▶ [SUPPLIED RECORDS]:
=======
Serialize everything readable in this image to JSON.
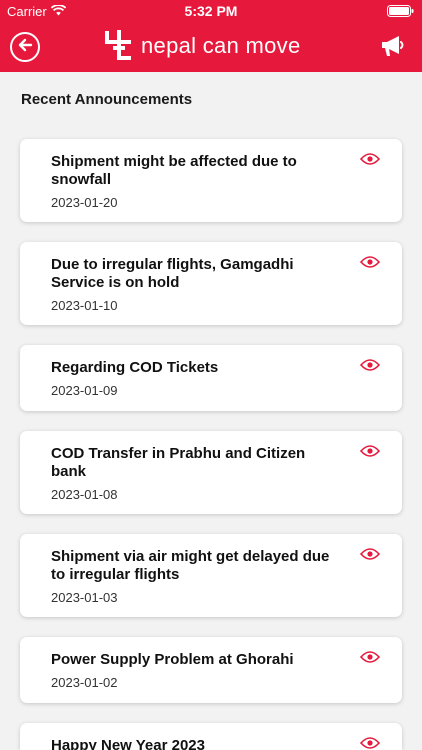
{
  "status_bar": {
    "carrier": "Carrier",
    "time": "5:32 PM"
  },
  "header": {
    "brand_name": "nepal can move"
  },
  "section_title": "Recent Announcements",
  "announcements": [
    {
      "title": "Shipment might be affected due to snowfall",
      "date": "2023-01-20"
    },
    {
      "title": "Due to irregular flights, Gamgadhi Service is on hold",
      "date": "2023-01-10"
    },
    {
      "title": "Regarding COD Tickets",
      "date": "2023-01-09"
    },
    {
      "title": "COD Transfer in Prabhu and Citizen bank",
      "date": "2023-01-08"
    },
    {
      "title": "Shipment via air might get delayed due to irregular flights",
      "date": "2023-01-03"
    },
    {
      "title": "Power Supply Problem at Ghorahi",
      "date": "2023-01-02"
    },
    {
      "title": "Happy New Year 2023",
      "date": ""
    }
  ],
  "colors": {
    "brand_red": "#e6193c",
    "background": "#f2f2f2",
    "card": "#ffffff"
  },
  "icons": [
    "wifi-icon",
    "battery-icon",
    "back-arrow-icon",
    "brand-logo-icon",
    "megaphone-icon",
    "eye-icon"
  ]
}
=======
Above are the records; copy every line in them that holds the word "might".

▶ [SOLUTION FOR THIS PROBLEM]:
      "title": "Shipment might be affected due to snowfall",
      "title": "Shipment via air might get delayed due to irregular flights",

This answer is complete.